• [Material supplied]:
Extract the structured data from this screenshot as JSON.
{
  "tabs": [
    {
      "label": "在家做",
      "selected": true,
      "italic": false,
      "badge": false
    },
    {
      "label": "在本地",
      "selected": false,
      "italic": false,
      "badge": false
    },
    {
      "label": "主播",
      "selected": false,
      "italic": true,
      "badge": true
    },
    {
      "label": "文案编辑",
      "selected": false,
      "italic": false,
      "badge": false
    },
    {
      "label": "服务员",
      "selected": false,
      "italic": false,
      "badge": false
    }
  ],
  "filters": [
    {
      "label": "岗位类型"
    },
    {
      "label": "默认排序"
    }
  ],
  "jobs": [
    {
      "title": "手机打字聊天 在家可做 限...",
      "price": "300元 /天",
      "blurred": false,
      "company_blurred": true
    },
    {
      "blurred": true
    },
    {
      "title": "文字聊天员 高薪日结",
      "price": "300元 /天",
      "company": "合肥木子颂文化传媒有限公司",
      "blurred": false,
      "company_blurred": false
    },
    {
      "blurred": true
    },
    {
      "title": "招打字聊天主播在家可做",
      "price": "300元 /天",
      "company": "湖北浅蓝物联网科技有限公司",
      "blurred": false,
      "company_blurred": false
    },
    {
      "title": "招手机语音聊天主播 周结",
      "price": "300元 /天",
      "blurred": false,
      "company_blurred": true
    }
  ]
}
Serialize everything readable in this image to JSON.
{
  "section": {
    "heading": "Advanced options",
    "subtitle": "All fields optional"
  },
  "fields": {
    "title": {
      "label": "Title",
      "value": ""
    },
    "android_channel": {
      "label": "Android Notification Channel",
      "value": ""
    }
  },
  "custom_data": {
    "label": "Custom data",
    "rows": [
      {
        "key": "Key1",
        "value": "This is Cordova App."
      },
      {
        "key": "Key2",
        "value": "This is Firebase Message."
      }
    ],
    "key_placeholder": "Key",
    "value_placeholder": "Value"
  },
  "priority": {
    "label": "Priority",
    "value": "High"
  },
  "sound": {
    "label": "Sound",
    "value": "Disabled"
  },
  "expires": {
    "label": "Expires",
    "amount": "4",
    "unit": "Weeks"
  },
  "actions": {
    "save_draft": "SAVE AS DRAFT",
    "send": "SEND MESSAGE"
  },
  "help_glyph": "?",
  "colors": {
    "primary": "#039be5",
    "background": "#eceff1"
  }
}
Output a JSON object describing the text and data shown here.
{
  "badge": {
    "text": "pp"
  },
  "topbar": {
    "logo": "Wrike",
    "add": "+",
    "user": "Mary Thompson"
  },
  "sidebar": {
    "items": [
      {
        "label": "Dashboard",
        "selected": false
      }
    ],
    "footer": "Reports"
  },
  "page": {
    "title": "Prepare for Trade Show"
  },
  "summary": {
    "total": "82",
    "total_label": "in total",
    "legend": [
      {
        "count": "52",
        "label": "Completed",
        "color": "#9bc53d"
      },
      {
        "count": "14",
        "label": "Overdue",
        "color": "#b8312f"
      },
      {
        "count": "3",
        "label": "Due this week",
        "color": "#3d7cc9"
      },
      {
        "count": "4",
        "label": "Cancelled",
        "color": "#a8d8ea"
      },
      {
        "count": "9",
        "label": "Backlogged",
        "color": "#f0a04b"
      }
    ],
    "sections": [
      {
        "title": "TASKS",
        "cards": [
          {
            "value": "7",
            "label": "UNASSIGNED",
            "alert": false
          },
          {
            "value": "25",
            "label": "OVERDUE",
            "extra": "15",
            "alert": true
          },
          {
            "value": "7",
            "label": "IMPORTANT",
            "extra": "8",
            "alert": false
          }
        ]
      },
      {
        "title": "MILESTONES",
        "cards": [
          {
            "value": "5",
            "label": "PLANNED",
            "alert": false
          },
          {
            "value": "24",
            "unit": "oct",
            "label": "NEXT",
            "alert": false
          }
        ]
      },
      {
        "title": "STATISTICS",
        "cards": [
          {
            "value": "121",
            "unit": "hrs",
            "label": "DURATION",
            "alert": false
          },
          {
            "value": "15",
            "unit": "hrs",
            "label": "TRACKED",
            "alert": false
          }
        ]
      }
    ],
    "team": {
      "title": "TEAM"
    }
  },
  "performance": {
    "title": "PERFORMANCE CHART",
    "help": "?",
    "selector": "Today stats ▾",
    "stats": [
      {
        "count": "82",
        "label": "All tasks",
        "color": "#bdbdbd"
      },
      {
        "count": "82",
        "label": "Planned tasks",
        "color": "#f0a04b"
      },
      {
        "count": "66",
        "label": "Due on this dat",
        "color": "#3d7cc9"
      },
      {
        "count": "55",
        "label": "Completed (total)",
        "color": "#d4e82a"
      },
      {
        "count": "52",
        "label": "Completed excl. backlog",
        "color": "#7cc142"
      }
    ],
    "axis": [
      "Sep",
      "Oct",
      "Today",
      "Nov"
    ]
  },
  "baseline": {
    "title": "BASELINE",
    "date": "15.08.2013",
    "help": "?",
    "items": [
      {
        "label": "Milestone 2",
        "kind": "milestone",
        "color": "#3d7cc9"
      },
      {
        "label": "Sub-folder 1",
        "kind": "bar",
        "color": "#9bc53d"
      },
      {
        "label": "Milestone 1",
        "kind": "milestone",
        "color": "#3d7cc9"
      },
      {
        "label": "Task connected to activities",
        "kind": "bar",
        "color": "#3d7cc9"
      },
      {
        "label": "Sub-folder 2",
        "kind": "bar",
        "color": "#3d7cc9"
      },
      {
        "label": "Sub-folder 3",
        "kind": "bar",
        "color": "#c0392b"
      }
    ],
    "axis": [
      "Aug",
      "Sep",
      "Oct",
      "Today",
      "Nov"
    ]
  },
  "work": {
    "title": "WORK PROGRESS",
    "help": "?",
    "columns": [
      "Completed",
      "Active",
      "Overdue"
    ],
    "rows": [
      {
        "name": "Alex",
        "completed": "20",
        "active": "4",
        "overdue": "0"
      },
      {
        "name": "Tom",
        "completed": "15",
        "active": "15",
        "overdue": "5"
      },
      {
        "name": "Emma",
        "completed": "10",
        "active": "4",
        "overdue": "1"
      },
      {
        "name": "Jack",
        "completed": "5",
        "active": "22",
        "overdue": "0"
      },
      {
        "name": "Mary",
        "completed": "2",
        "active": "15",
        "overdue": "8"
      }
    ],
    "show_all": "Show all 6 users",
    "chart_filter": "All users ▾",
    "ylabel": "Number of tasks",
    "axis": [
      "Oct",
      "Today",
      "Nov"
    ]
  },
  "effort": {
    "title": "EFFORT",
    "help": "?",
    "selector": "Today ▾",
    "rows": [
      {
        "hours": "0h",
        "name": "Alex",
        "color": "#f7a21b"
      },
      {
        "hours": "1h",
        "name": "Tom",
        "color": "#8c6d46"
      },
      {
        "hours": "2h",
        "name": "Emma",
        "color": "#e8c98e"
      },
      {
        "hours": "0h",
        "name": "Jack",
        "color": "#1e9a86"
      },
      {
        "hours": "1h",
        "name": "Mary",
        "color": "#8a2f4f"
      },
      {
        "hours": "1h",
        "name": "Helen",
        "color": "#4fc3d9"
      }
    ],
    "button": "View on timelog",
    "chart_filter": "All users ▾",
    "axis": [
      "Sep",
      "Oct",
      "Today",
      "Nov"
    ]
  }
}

• [Given request]: Which lines in the records above contain the string "text"? Copy each one.

• [Answer to the problem]:
Output a JSON object describing the text and data shown here.
    "text": "pp"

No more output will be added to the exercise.